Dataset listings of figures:
========================================================================
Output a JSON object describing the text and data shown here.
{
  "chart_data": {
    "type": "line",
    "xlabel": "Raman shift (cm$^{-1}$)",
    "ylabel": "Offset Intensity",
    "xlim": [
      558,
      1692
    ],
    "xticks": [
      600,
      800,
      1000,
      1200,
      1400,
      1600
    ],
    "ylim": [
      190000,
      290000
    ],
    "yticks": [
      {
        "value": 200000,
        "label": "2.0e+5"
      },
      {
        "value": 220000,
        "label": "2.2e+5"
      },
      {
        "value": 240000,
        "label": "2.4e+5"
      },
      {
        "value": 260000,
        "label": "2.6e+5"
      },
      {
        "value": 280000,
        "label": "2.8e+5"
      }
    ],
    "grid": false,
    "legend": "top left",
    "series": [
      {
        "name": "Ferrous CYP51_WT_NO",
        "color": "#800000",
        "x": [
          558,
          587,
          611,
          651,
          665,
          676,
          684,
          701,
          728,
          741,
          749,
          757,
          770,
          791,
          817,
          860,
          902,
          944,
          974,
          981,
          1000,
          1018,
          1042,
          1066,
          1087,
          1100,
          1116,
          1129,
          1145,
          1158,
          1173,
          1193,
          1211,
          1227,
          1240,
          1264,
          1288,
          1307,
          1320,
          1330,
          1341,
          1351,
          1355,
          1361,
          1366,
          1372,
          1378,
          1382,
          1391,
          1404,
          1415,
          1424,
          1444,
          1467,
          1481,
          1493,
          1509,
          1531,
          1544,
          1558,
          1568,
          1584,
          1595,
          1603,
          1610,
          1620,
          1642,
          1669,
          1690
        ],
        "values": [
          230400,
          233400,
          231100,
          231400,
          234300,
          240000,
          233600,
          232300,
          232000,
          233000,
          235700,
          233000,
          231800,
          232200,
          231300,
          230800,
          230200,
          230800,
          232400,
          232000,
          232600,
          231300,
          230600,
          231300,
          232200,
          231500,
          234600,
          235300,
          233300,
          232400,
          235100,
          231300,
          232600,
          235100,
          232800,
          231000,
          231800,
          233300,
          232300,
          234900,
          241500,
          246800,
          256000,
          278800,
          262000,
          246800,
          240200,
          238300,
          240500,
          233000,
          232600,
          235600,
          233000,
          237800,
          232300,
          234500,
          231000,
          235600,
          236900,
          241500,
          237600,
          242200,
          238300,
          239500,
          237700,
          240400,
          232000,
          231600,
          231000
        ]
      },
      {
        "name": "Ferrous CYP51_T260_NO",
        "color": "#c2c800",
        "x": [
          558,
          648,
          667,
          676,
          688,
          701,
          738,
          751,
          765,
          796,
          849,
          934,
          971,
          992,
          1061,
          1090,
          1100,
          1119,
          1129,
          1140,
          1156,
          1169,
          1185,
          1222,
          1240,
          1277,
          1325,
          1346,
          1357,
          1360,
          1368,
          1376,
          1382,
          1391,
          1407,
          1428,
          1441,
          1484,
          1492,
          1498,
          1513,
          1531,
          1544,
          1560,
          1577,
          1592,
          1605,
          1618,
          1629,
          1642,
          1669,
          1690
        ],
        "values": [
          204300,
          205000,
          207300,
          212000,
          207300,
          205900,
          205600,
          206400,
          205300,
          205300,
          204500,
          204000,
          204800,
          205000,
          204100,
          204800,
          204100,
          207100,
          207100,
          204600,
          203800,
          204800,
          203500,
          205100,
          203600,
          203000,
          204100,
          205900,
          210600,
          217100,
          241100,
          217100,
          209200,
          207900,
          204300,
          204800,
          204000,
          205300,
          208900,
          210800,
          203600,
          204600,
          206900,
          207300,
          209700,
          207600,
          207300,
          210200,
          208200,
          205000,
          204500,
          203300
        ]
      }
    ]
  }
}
========================================================================
AIM:
Each record should come back exactly as written.

COMPLETED EXERCISE:
Output a JSON object describing the text and data shown here.
{
  "chart_data": {
    "type": "line",
    "xlabel": "Raman shift (cm$^{-1}$)",
    "ylabel": "Offset Intensity",
    "xlim": [
      558,
      1692
    ],
    "xticks": [
      600,
      800,
      1000,
      1200,
      1400,
      1600
    ],
    "ylim": [
      190000,
      290000
    ],
    "yticks": [
      {
        "value": 200000,
        "label": "2.0e+5"
      },
      {
        "value": 220000,
        "label": "2.2e+5"
      },
      {
        "value": 240000,
        "label": "2.4e+5"
      },
      {
        "value": 260000,
        "label": "2.6e+5"
      },
      {
        "value": 280000,
        "label": "2.8e+5"
      }
    ],
    "grid": false,
    "legend": "top left",
    "series": [
      {
        "name": "Ferrous CYP51_WT_NO",
        "color": "#800000",
        "x": [
          558,
          587,
          611,
          651,
          665,
          676,
          684,
          701,
          728,
          741,
          749,
          757,
          770,
          791,
          817,
          860,
          902,
          944,
          974,
          981,
          1000,
          1018,
          1042,
          1066,
          1087,
          1100,
          1116,
          1129,
          1145,
          1158,
          1173,
          1193,
          1211,
          1227,
          1240,
          1264,
          1288,
          1307,
          1320,
          1330,
          1341,
          1351,
          1355,
          1361,
          1366,
          1372,
          1378,
          1382,
          1391,
          1404,
          1415,
          1424,
          1444,
          1467,
          1481,
          1493,
          1509,
          1531,
          1544,
          1558,
          1568,
          1584,
          1595,
          1603,
          1610,
          1620,
          1642,
          1669,
          1690
        ],
        "values": [
          230400,
          233400,
          231100,
          231400,
          234300,
          240000,
          233600,
          232300,
          232000,
          233000,
          235700,
          233000,
          231800,
          232200,
          231300,
          230800,
          230200,
          230800,
          232400,
          232000,
          232600,
          231300,
          230600,
          231300,
          232200,
          231500,
          234600,
          235300,
          233300,
          232400,
          235100,
          231300,
          232600,
          235100,
          232800,
          231000,
          231800,
          233300,
          232300,
          234900,
          241500,
          246800,
          256000,
          278800,
          262000,
          246800,
          240200,
          238300,
          240500,
          233000,
          232600,
          235600,
          233000,
          237800,
          232300,
          234500,
          231000,
          235600,
          236900,
          241500,
          237600,
          242200,
          238300,
          239500,
          237700,
          240400,
          232000,
          231600,
          231000
        ]
      },
      {
        "name": "Ferrous CYP51_T260_NO",
        "color": "#c2c800",
        "x": [
          558,
          648,
          667,
          676,
          688,
          701,
          738,
          751,
          765,
          796,
          849,
          934,
          971,
          992,
          1061,
          1090,
          1100,
          1119,
          1129,
          1140,
          1156,
          1169,
          1185,
          1222,
          1240,
          1277,
          1325,
          1346,
          1357,
          1360,
          1368,
          1376,
          1382,
          1391,
          1407,
          1428,
          1441,
          1484,
          1492,
          1498,
          1513,
          1531,
          1544,
          1560,
          1577,
          1592,
          1605,
          1618,
          1629,
          1642,
          1669,
          1690
        ],
        "values": [
          204300,
          205000,
          207300,
          212000,
          207300,
          205900,
          205600,
          206400,
          205300,
          205300,
          204500,
          204000,
          204800,
          205000,
          204100,
          204800,
          204100,
          207100,
          207100,
          204600,
          203800,
          204800,
          203500,
          205100,
          203600,
          203000,
          204100,
          205900,
          210600,
          217100,
          241100,
          217100,
          209200,
          207900,
          204300,
          204800,
          204000,
          205300,
          208900,
          210800,
          203600,
          204600,
          206900,
          207300,
          209700,
          207600,
          207300,
          210200,
          208200,
          205000,
          204500,
          203300
        ]
      }
    ]
  }
}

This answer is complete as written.